» Your task
Seek out every line containing the word "может", and copy each.

» Exercise material
((

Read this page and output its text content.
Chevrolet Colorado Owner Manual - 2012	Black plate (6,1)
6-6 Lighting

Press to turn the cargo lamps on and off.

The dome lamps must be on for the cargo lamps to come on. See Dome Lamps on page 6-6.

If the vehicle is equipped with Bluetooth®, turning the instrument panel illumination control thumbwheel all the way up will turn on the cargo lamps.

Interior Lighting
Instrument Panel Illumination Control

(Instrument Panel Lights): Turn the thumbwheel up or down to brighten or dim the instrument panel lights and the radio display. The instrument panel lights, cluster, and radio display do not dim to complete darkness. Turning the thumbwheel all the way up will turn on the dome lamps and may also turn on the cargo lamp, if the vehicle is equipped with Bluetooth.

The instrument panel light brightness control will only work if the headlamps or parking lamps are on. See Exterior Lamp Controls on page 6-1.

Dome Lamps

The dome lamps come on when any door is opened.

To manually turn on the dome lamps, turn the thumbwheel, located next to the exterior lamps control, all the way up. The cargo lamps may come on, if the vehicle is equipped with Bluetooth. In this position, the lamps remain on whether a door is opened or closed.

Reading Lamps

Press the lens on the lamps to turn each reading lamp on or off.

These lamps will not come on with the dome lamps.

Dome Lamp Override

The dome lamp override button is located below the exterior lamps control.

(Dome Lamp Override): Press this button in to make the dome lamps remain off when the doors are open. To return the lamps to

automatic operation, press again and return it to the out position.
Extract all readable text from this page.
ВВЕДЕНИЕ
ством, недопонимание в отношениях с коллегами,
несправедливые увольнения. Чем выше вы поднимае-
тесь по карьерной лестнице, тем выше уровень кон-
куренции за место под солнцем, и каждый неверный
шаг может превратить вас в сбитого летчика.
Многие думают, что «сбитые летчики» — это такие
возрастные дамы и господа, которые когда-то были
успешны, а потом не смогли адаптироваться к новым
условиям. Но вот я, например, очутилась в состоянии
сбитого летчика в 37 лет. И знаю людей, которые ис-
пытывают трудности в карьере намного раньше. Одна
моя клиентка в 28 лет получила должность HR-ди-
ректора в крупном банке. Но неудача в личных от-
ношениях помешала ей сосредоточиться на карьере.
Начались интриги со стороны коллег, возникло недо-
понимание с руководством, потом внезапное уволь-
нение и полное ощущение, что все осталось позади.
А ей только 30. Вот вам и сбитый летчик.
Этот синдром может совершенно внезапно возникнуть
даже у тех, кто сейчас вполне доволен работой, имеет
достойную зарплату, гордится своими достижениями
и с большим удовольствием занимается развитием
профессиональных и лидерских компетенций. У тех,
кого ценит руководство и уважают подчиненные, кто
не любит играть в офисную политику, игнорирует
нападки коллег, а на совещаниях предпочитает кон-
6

))

» Completed task
шаг может превратить вас в сбитого летчика.
Этот синдром может совершенно внезапно возникнуть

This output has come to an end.